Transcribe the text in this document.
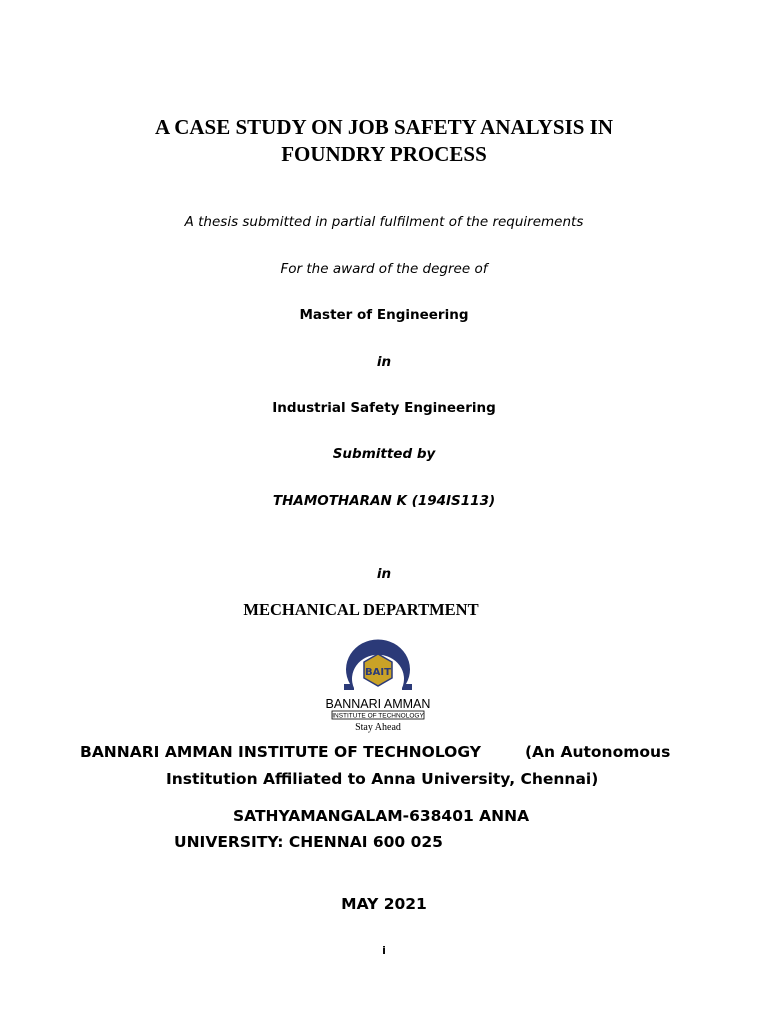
A CASE STUDY ON JOB SAFETY ANALYSIS IN
FOUNDRY PROCESS
A thesis submitted in partial fulfilment of the requirements
For the award of the degree of
Master of Engineering
in
Industrial Safety Engineering
Submitted by
THAMOTHARAN K (194IS113)
in
MECHANICAL DEPARTMENT
BAIT
BANNARI AMMAN
INSTITUTE OF TECHNOLOGY
Stay Ahead
BANNARI AMMAN INSTITUTE OF TECHNOLOGY	(An Autonomous
Institution Affiliated to Anna University, Chennai)
SATHYAMANGALAM-638401 ANNA
UNIVERSITY: CHENNAI 600 025
MAY 2021
i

-=-=-

*SET EXERCISE*
Retype every record above exactly as written, but leave out the pictures.

*SOLUTION TO THIS PROBLEM*
Transcribe the text in this document.
A CASE STUDY ON JOB SAFETY ANALYSIS IN
FOUNDRY PROCESS
A thesis submitted in partial fulfilment of the requirements
For the award of the degree of
Master of Engineering
in
Industrial Safety Engineering
Submitted by
THAMOTHARAN K (194IS113)
in
MECHANICAL DEPARTMENT
BAIT
BANNARI AMMAN
INSTITUTE OF TECHNOLOGY
Stay Ahead
BANNARI AMMAN INSTITUTE OF TECHNOLOGY	(An Autonomous
Institution Affiliated to Anna University, Chennai)
SATHYAMANGALAM-638401 ANNA
UNIVERSITY: CHENNAI 600 025
MAY 2021
i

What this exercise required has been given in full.